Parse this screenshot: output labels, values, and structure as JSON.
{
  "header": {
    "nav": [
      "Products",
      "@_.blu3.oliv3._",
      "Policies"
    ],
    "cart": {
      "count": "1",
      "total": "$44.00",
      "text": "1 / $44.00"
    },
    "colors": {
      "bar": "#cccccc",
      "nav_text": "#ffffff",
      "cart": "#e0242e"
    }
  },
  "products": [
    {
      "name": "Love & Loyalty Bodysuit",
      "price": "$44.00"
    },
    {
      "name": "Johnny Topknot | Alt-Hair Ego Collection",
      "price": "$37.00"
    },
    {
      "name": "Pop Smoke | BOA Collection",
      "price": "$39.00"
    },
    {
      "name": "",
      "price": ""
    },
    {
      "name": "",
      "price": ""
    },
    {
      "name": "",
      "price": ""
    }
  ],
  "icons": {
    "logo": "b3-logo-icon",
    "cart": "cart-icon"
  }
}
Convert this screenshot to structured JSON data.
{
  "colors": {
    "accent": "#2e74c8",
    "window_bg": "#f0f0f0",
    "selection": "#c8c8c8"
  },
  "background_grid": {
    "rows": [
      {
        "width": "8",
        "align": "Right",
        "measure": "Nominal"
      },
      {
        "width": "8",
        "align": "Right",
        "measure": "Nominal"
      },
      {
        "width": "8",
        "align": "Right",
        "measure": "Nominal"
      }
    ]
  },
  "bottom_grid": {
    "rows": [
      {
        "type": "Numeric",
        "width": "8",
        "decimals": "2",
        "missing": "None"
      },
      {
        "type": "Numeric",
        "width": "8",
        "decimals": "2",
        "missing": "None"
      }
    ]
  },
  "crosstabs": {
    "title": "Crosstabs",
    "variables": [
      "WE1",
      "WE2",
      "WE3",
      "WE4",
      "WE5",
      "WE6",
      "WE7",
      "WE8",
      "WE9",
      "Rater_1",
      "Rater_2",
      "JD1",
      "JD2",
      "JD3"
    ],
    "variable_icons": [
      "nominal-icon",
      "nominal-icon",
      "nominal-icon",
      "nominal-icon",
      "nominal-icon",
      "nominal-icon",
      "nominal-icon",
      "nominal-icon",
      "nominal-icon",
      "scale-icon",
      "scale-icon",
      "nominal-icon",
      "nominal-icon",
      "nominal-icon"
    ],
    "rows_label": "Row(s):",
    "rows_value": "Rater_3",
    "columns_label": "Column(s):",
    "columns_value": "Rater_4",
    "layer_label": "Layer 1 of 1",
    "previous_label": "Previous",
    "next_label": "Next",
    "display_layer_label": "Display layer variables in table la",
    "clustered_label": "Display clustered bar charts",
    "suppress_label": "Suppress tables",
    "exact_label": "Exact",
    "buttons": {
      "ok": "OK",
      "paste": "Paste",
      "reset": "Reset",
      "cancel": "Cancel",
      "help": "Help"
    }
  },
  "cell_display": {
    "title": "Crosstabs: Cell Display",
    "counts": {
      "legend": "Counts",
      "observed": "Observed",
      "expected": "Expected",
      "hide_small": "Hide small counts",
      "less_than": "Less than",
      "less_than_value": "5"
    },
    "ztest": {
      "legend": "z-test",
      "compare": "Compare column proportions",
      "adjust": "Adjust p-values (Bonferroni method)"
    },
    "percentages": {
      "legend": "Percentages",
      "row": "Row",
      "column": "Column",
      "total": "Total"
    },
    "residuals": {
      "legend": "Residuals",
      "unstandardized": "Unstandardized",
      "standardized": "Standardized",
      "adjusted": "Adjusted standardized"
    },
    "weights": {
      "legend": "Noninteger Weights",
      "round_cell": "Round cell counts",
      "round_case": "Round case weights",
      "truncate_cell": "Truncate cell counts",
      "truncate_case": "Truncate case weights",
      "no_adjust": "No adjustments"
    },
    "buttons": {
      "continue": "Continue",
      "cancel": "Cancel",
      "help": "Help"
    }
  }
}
===============
Give a word-for-word copy of the records.

Parse this screenshot: output labels, values, and structure as JSON.
{
  "header": {
    "nav": [
      "Products",
      "@_.blu3.oliv3._",
      "Policies"
    ],
    "cart": {
      "count": "1",
      "total": "$44.00",
      "text": "1 / $44.00"
    },
    "colors": {
      "bar": "#cccccc",
      "nav_text": "#ffffff",
      "cart": "#e0242e"
    }
  },
  "products": [
    {
      "name": "Love & Loyalty Bodysuit",
      "price": "$44.00"
    },
    {
      "name": "Johnny Topknot | Alt-Hair Ego Collection",
      "price": "$37.00"
    },
    {
      "name": "Pop Smoke | BOA Collection",
      "price": "$39.00"
    },
    {
      "name": "",
      "price": ""
    },
    {
      "name": "",
      "price": ""
    },
    {
      "name": "",
      "price": ""
    }
  ],
  "icons": {
    "logo": "b3-logo-icon",
    "cart": "cart-icon"
  }
}
Convert this screenshot to structured JSON data.
{
  "colors": {
    "accent": "#2e74c8",
    "window_bg": "#f0f0f0",
    "selection": "#c8c8c8"
  },
  "background_grid": {
    "rows": [
      {
        "width": "8",
        "align": "Right",
        "measure": "Nominal"
      },
      {
        "width": "8",
        "align": "Right",
        "measure": "Nominal"
      },
      {
        "width": "8",
        "align": "Right",
        "measure": "Nominal"
      }
    ]
  },
  "bottom_grid": {
    "rows": [
      {
        "type": "Numeric",
        "width": "8",
        "decimals": "2",
        "missing": "None"
      },
      {
        "type": "Numeric",
        "width": "8",
        "decimals": "2",
        "missing": "None"
      }
    ]
  },
  "crosstabs": {
    "title": "Crosstabs",
    "variables": [
      "WE1",
      "WE2",
      "WE3",
      "WE4",
      "WE5",
      "WE6",
      "WE7",
      "WE8",
      "WE9",
      "Rater_1",
      "Rater_2",
      "JD1",
      "JD2",
      "JD3"
    ],
    "variable_icons": [
      "nominal-icon",
      "nominal-icon",
      "nominal-icon",
      "nominal-icon",
      "nominal-icon",
      "nominal-icon",
      "nominal-icon",
      "nominal-icon",
      "nominal-icon",
      "scale-icon",
      "scale-icon",
      "nominal-icon",
      "nominal-icon",
      "nominal-icon"
    ],
    "rows_label": "Row(s):",
    "rows_value": "Rater_3",
    "columns_label": "Column(s):",
    "columns_value": "Rater_4",
    "layer_label": "Layer 1 of 1",
    "previous_label": "Previous",
    "next_label": "Next",
    "display_layer_label": "Display layer variables in table la",
    "clustered_label": "Display clustered bar charts",
    "suppress_label": "Suppress tables",
    "exact_label": "Exact",
    "buttons": {
      "ok": "OK",
      "paste": "Paste",
      "reset": "Reset",
      "cancel": "Cancel",
      "help": "Help"
    }
  },
  "cell_display": {
    "title": "Crosstabs: Cell Display",
    "counts": {
      "legend": "Counts",
      "observed": "Observed",
      "expected": "Expected",
      "hide_small": "Hide small counts",
      "less_than": "Less than",
      "less_than_value": "5"
    },
    "ztest": {
      "legend": "z-test",
      "compare": "Compare column proportions",
      "adjust": "Adjust p-values (Bonferroni method)"
    },
    "percentages": {
      "legend": "Percentages",
      "row": "Row",
      "column": "Column",
      "total": "Total"
    },
    "residuals": {
      "legend": "Residuals",
      "unstandardized": "Unstandardized",
      "standardized": "Standardized",
      "adjusted": "Adjusted standardized"
    },
    "weights": {
      "legend": "Noninteger Weights",
      "round_cell": "Round cell counts",
      "round_case": "Round case weights",
      "truncate_cell": "Truncate cell counts",
      "truncate_case": "Truncate case weights",
      "no_adjust": "No adjustments"
    },
    "buttons": {
      "continue": "Continue",
      "cancel": "Cancel",
      "help": "Help"
    }
  }
}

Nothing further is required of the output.